+++ Excerpted records

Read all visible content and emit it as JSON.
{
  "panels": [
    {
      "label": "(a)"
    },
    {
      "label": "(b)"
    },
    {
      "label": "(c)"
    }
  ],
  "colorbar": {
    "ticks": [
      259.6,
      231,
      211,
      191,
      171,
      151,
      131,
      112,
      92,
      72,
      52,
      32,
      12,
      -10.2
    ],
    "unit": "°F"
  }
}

++++++
+++ Excerpted records

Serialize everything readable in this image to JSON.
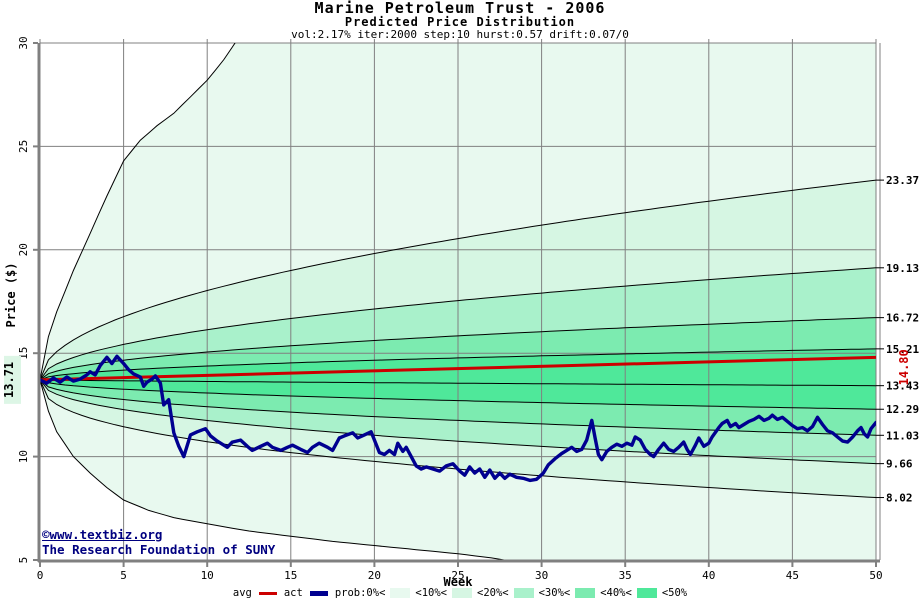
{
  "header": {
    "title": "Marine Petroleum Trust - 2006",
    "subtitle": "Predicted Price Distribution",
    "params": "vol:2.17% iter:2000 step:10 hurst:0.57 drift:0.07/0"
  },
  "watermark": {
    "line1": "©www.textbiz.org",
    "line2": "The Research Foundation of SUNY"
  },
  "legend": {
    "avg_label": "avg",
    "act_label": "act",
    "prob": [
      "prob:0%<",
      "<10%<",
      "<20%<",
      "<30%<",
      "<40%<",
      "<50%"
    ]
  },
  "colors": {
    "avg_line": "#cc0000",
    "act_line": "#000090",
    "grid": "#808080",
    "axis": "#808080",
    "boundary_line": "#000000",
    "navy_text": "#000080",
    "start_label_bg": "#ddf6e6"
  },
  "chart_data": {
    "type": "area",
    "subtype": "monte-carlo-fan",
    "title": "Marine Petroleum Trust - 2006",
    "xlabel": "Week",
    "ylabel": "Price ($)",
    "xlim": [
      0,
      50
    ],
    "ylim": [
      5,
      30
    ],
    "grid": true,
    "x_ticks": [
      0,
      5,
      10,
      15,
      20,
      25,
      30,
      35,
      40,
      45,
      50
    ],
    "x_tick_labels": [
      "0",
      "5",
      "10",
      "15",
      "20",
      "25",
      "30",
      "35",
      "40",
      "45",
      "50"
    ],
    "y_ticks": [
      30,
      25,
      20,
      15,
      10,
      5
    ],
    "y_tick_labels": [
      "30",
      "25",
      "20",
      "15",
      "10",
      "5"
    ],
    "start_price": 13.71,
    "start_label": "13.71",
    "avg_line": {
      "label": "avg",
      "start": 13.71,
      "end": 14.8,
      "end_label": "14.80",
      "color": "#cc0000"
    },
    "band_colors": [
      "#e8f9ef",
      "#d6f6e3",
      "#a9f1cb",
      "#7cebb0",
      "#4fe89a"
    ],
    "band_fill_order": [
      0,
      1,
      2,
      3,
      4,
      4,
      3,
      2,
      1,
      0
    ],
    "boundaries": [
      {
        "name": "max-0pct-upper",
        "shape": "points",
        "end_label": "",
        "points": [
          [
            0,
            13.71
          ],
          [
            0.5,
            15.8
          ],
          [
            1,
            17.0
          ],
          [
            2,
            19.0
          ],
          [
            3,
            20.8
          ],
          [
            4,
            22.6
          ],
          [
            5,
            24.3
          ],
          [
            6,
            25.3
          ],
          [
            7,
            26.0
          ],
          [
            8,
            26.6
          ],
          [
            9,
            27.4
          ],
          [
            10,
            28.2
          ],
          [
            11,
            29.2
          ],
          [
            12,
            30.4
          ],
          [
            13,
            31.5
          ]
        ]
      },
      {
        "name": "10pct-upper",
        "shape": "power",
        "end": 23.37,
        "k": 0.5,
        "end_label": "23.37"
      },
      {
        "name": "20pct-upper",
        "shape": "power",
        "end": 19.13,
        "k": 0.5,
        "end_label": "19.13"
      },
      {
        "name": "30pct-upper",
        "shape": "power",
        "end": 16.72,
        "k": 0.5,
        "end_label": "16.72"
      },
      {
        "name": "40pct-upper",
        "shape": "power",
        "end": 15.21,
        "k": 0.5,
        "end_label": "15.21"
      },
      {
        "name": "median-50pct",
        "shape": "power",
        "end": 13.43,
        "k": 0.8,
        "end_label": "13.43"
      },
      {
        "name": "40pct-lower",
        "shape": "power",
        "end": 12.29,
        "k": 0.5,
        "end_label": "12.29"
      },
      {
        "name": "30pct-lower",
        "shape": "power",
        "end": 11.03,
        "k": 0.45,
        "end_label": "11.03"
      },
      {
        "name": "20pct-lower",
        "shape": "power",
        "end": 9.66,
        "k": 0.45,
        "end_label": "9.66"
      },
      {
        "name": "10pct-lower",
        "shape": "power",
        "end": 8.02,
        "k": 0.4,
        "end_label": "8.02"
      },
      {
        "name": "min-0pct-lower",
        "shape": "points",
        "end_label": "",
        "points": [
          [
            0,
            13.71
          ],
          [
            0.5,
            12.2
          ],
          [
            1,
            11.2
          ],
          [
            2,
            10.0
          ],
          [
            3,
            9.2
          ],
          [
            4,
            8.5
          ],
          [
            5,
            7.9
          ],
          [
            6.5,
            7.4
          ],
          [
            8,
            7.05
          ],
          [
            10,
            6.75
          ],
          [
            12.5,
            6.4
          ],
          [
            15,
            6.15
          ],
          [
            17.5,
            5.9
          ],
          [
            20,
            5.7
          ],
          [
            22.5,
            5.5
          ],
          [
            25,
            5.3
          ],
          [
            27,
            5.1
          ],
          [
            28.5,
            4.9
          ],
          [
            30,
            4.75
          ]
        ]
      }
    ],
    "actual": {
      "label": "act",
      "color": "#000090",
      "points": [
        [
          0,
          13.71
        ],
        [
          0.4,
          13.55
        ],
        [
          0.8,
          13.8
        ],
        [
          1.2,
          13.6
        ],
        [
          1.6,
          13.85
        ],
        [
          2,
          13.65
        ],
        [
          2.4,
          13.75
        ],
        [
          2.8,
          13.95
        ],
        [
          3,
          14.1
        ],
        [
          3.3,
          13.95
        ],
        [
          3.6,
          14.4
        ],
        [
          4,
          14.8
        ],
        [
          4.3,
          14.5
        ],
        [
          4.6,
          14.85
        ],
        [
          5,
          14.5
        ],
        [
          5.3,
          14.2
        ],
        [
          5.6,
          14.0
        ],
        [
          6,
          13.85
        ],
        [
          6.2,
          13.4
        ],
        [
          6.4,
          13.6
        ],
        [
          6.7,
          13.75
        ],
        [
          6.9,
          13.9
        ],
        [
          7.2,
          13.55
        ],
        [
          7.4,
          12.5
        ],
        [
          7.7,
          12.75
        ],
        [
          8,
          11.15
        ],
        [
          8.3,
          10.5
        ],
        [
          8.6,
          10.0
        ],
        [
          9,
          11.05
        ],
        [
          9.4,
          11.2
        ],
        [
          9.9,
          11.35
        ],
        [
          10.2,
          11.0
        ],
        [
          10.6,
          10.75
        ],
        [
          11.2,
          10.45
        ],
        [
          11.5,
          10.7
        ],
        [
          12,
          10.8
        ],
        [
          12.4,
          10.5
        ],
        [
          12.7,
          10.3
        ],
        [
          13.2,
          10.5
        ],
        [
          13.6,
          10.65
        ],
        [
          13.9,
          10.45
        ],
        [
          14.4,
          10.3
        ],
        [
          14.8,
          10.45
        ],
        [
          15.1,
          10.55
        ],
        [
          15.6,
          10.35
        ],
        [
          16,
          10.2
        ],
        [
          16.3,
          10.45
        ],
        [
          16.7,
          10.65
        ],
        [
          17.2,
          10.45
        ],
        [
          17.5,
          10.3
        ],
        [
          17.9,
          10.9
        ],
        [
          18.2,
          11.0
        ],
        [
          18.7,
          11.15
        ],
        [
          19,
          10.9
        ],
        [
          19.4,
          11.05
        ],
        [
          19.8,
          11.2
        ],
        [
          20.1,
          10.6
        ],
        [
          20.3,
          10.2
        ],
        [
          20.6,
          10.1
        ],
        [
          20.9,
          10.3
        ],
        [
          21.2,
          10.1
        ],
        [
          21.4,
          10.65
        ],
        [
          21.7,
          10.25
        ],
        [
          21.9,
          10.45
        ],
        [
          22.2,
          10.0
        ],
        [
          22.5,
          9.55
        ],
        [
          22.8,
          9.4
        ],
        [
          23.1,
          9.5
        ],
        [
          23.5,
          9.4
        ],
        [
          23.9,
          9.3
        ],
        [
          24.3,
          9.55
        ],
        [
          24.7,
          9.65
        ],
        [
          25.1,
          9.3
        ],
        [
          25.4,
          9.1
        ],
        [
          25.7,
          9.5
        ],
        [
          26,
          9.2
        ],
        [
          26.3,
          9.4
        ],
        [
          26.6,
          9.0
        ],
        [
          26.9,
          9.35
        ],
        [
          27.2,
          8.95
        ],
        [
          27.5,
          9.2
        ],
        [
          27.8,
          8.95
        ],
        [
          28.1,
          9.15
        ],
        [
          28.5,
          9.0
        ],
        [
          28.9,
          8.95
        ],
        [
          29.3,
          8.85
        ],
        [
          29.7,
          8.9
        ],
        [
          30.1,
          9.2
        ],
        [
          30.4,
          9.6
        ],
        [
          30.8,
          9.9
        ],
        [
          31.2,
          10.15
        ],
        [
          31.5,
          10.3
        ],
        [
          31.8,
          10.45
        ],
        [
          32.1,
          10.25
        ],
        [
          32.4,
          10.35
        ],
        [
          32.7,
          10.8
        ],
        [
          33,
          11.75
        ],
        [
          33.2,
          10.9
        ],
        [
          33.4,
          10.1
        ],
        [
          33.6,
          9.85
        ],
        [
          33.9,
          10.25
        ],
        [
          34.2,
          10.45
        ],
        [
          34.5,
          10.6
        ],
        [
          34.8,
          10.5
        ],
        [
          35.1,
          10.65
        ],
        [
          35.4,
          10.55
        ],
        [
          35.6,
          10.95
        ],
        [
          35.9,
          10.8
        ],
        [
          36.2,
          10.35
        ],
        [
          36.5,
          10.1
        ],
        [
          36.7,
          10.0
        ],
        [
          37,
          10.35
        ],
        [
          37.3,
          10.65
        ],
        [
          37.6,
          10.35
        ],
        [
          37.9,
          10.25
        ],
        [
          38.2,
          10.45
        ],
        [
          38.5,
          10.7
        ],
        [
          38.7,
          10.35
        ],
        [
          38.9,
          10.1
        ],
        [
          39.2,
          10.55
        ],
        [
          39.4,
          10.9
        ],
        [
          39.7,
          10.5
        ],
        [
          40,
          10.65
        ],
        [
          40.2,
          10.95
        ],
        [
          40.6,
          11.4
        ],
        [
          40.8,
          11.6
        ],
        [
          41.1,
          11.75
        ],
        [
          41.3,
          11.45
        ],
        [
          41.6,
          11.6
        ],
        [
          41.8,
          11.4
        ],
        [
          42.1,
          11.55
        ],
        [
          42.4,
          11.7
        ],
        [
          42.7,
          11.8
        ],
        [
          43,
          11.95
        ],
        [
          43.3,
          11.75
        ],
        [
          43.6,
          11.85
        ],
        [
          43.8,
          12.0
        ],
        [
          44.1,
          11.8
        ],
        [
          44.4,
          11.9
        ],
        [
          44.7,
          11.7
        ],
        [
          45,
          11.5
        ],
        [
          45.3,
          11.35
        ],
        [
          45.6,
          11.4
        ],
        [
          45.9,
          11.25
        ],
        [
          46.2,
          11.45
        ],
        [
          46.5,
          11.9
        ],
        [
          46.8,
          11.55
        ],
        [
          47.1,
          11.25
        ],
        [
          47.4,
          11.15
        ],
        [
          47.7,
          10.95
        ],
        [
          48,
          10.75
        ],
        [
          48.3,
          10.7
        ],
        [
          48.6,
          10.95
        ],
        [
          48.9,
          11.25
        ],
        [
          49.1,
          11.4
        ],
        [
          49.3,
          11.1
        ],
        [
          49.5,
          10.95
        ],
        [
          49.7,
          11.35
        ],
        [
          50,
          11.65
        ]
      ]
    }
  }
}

++++++

## Set problem
Look through the material above. Copy each line where the word "name" appears.

## Expected answer
        "name": "max-0pct-upper",
        "name": "10pct-upper",
        "name": "20pct-upper",
        "name": "30pct-upper",
        "name": "40pct-upper",
        "name": "median-50pct",
        "name": "40pct-lower",
        "name": "30pct-lower",
        "name": "20pct-lower",
        "name": "10pct-lower",
        "name": "min-0pct-lower",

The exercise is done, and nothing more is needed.